#### What you need to do
Go through the lines below and copy each one that holds the string "title".

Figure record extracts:

— begin —

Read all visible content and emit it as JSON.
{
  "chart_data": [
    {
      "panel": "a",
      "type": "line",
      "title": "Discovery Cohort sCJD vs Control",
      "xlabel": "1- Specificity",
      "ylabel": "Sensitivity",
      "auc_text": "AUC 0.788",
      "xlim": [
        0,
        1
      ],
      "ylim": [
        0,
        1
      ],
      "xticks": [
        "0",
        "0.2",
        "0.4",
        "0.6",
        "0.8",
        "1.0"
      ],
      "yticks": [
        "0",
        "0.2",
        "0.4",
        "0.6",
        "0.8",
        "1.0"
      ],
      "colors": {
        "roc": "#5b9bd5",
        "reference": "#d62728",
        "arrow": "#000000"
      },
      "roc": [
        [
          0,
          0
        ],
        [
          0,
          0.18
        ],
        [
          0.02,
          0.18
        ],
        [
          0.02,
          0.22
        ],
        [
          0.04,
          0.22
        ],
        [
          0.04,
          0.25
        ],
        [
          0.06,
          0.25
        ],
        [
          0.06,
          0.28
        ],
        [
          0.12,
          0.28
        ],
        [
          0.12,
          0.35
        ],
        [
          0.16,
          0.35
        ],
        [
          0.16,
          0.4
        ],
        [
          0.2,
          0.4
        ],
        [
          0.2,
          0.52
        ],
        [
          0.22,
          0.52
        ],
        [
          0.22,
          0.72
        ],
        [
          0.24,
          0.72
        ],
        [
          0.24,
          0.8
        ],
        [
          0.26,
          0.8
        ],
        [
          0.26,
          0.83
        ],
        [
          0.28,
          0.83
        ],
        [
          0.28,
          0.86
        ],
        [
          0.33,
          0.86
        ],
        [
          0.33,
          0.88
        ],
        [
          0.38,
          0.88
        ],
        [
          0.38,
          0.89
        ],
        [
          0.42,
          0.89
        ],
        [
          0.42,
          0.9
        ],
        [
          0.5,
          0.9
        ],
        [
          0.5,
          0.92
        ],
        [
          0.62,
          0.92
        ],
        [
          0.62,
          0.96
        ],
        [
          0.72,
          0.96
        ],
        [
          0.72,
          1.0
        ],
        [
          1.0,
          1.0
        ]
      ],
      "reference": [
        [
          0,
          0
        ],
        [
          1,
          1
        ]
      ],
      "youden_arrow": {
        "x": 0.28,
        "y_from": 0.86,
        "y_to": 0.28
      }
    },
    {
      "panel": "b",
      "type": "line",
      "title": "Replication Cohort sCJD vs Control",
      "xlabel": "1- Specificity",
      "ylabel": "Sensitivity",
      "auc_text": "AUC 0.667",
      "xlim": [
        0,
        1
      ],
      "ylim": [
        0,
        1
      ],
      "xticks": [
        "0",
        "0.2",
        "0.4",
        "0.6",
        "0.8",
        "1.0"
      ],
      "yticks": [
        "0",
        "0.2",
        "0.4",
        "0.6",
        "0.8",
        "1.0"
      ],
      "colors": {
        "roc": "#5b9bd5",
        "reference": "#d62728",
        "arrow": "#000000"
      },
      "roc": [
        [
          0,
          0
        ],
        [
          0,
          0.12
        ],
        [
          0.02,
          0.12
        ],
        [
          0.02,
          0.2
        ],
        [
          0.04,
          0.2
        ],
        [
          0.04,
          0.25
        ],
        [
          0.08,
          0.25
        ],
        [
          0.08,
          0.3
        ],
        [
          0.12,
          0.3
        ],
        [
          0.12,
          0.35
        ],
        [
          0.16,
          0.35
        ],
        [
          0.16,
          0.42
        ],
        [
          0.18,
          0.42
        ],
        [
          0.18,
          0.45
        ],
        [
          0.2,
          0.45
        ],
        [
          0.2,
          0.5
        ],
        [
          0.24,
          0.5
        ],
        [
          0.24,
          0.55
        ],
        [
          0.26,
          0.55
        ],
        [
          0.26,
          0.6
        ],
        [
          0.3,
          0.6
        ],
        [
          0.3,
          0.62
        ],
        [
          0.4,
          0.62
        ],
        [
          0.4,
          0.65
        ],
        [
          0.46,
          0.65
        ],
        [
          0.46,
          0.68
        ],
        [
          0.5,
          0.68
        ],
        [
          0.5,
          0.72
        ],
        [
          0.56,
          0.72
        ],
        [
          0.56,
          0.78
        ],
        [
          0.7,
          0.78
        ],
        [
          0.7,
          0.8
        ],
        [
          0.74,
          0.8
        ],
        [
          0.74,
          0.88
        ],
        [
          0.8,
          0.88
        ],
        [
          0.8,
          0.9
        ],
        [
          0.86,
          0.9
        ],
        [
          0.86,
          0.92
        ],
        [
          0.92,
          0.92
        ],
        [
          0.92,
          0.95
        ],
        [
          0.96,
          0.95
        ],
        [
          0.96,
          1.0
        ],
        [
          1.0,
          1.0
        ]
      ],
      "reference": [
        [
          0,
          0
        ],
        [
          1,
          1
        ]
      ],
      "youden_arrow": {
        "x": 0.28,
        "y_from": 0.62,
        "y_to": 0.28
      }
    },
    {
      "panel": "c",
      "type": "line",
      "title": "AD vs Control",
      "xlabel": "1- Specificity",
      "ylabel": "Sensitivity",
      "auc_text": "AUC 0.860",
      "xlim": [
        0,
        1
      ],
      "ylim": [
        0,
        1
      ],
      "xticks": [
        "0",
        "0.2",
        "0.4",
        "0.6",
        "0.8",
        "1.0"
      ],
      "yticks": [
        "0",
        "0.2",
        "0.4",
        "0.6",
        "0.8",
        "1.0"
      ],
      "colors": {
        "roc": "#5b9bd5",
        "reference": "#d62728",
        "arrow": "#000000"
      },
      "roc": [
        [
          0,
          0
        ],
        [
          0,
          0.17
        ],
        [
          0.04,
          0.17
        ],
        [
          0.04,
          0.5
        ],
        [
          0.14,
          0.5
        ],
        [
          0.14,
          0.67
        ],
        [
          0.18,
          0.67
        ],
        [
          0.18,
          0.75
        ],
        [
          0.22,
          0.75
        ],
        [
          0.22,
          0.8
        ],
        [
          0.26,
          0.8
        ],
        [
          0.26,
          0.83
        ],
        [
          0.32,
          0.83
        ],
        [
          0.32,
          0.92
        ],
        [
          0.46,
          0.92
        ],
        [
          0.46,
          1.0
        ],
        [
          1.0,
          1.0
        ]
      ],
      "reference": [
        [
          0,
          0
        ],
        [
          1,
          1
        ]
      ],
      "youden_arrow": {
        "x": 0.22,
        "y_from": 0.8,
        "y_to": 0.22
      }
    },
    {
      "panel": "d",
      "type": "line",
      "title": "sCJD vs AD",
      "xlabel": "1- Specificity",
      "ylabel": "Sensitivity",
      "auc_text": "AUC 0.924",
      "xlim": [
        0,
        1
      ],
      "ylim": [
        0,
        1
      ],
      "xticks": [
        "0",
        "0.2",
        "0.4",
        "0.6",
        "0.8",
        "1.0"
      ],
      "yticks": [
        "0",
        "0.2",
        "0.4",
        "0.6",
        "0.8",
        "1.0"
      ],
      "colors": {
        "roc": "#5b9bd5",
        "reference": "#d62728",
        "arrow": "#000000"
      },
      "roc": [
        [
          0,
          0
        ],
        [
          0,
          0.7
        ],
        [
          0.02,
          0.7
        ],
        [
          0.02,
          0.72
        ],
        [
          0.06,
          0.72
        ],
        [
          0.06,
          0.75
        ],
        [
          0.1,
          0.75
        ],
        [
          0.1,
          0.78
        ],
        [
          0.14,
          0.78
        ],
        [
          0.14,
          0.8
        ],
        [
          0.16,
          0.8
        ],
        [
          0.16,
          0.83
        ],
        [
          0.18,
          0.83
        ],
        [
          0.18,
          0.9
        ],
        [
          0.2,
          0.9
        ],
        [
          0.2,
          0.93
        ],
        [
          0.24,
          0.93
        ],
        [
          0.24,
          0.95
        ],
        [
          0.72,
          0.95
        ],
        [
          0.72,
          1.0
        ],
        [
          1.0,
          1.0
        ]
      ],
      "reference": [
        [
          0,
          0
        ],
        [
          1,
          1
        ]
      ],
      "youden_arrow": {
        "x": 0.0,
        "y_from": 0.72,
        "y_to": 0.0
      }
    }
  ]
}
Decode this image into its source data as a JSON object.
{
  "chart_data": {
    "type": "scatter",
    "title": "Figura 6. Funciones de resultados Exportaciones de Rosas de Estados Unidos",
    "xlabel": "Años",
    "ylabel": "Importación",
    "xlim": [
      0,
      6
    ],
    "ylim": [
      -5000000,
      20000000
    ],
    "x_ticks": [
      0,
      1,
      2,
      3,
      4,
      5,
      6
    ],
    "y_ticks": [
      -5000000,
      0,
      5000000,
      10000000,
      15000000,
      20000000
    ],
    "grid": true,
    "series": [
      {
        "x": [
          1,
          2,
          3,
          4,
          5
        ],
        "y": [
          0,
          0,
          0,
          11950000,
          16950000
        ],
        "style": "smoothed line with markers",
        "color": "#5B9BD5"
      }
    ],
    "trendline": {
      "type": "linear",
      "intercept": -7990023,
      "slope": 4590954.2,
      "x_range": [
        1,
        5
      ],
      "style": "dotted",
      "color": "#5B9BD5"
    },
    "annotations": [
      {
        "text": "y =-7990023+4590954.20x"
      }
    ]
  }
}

— end —

#### Answer to the problem
      "title": "Discovery Cohort sCJD vs Control",
      "title": "Replication Cohort sCJD vs Control",
      "title": "AD vs Control",
      "title": "sCJD vs AD",
    "title": "Figura 6. Funciones de resultados Exportaciones de Rosas de Estados Unidos",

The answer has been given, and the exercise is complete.